── INPUT ROWS

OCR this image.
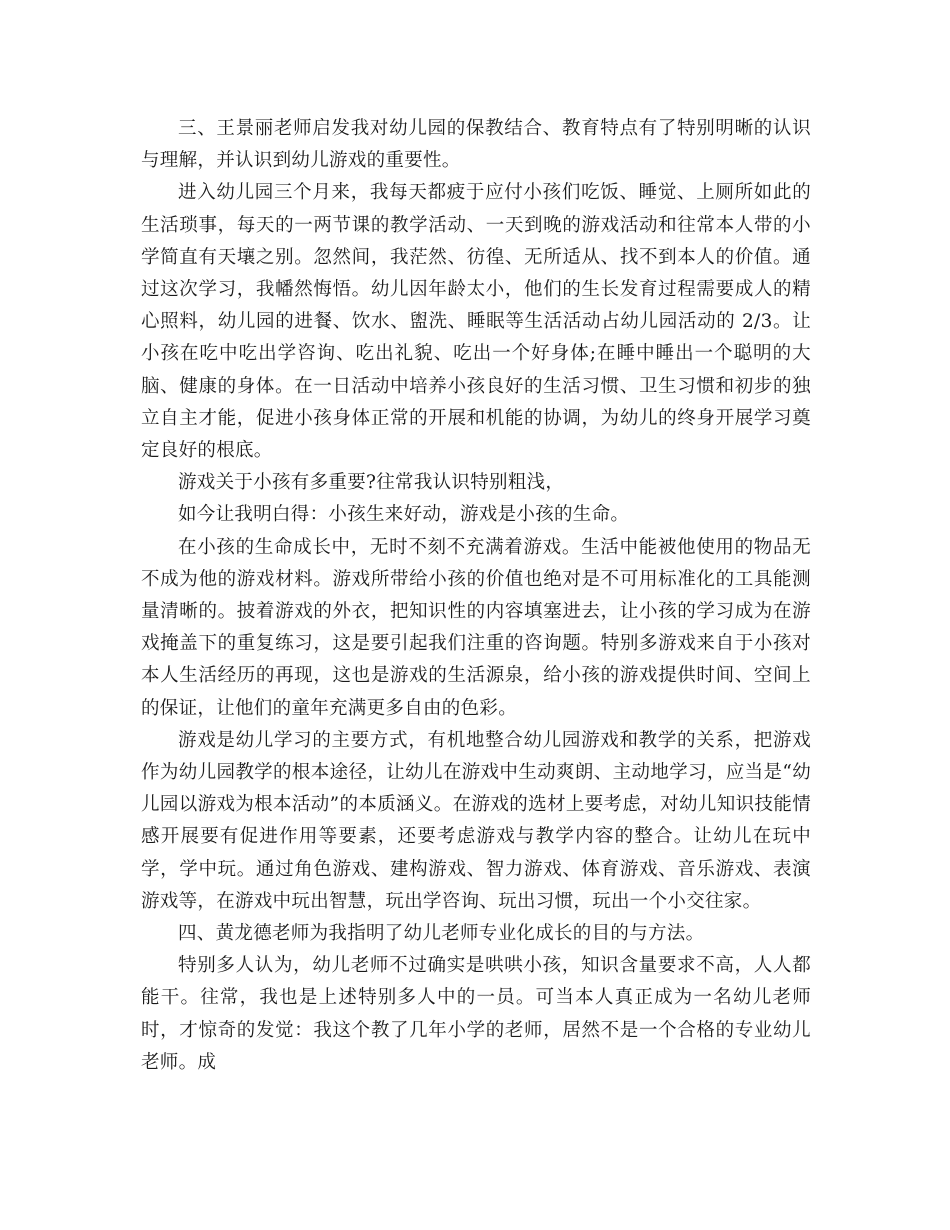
三、王景丽老师启发我对幼儿园的保教结合、教育特点有了特别明晰的认识与理解，并认识到幼儿游戏的重要性。

进入幼儿园三个月来，我每天都疲于应付小孩们吃饭、睡觉、上厕所如此的生活琐事，每天的一两节课的教学活动、一天到晚的游戏活动和往常本人带的小学简直有天壤之别。忽然间，我茫然、彷徨、无所适从、找不到本人的价值。通过这次学习，我幡然悔悟。幼儿因年龄太小，他们的生长发育过程需要成人的精心照料，幼儿园的进餐、饮水、盥洗、睡眠等生活活动占幼儿园活动的 2/3。让小孩在吃中吃出学咨询、吃出礼貌、吃出一个好身体;在睡中睡出一个聪明的大脑、健康的身体。在一日活动中培养小孩良好的生活习惯、卫生习惯和初步的独立自主才能，促进小孩身体正常的开展和机能的协调，为幼儿的终身开展学习奠定良好的根底。

游戏关于小孩有多重要?往常我认识特别粗浅，

如今让我明白得：小孩生来好动，游戏是小孩的生命。

在小孩的生命成长中，无时不刻不充满着游戏。生活中能被他使用的物品无不成为他的游戏材料。游戏所带给小孩的价值也绝对是不可用标准化的工具能测量清晰的。披着游戏的外衣，把知识性的内容填塞进去，让小孩的学习成为在游戏掩盖下的重复练习，这是要引起我们注重的咨询题。特别多游戏来自于小孩对本人生活经历的再现，这也是游戏的生活源泉，给小孩的游戏提供时间、空间上的保证，让他们的童年充满更多自由的色彩。

游戏是幼儿学习的主要方式，有机地整合幼儿园游戏和教学的关系，把游戏作为幼儿园教学的根本途径，让幼儿在游戏中生动爽朗、主动地学习，应当是“幼儿园以游戏为根本活动”的本质涵义。在游戏的选材上要考虑，对幼儿知识技能情感开展要有促进作用等要素，还要考虑游戏与教学内容的整合。让幼儿在玩中学，学中玩。通过角色游戏、建构游戏、智力游戏、体育游戏、音乐游戏、表演游戏等，在游戏中玩出智慧，玩出学咨询、玩出习惯，玩出一个小交往家。

四、黄龙德老师为我指明了幼儿老师专业化成长的目的与方法。

特别多人认为，幼儿老师不过确实是哄哄小孩，知识含量要求不高，人人都能干。往常，我也是上述特别多人中的一员。可当本人真正成为一名幼儿老师时，才惊奇的发觉：我这个教了几年小学的老师，居然不是一个合格的专业幼儿老师。成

────

- **GOAL OF THE EXERCISE**
Make an exact copy of the whole listing, but don't bring over any pictures.

- **REPLY TO THE TASK**
OCR this image.
三、王景丽老师启发我对幼儿园的保教结合、教育特点有了特别明晰的认识与理解，并认识到幼儿游戏的重要性。

进入幼儿园三个月来，我每天都疲于应付小孩们吃饭、睡觉、上厕所如此的生活琐事，每天的一两节课的教学活动、一天到晚的游戏活动和往常本人带的小学简直有天壤之别。忽然间，我茫然、彷徨、无所适从、找不到本人的价值。通过这次学习，我幡然悔悟。幼儿因年龄太小，他们的生长发育过程需要成人的精心照料，幼儿园的进餐、饮水、盥洗、睡眠等生活活动占幼儿园活动的 2/3。让小孩在吃中吃出学咨询、吃出礼貌、吃出一个好身体;在睡中睡出一个聪明的大脑、健康的身体。在一日活动中培养小孩良好的生活习惯、卫生习惯和初步的独立自主才能，促进小孩身体正常的开展和机能的协调，为幼儿的终身开展学习奠定良好的根底。

游戏关于小孩有多重要?往常我认识特别粗浅，

如今让我明白得：小孩生来好动，游戏是小孩的生命。

在小孩的生命成长中，无时不刻不充满着游戏。生活中能被他使用的物品无不成为他的游戏材料。游戏所带给小孩的价值也绝对是不可用标准化的工具能测量清晰的。披着游戏的外衣，把知识性的内容填塞进去，让小孩的学习成为在游戏掩盖下的重复练习，这是要引起我们注重的咨询题。特别多游戏来自于小孩对本人生活经历的再现，这也是游戏的生活源泉，给小孩的游戏提供时间、空间上的保证，让他们的童年充满更多自由的色彩。

游戏是幼儿学习的主要方式，有机地整合幼儿园游戏和教学的关系，把游戏作为幼儿园教学的根本途径，让幼儿在游戏中生动爽朗、主动地学习，应当是“幼儿园以游戏为根本活动”的本质涵义。在游戏的选材上要考虑，对幼儿知识技能情感开展要有促进作用等要素，还要考虑游戏与教学内容的整合。让幼儿在玩中学，学中玩。通过角色游戏、建构游戏、智力游戏、体育游戏、音乐游戏、表演游戏等，在游戏中玩出智慧，玩出学咨询、玩出习惯，玩出一个小交往家。

四、黄龙德老师为我指明了幼儿老师专业化成长的目的与方法。

特别多人认为，幼儿老师不过确实是哄哄小孩，知识含量要求不高，人人都能干。往常，我也是上述特别多人中的一员。可当本人真正成为一名幼儿老师时，才惊奇的发觉：我这个教了几年小学的老师，居然不是一个合格的专业幼儿老师。成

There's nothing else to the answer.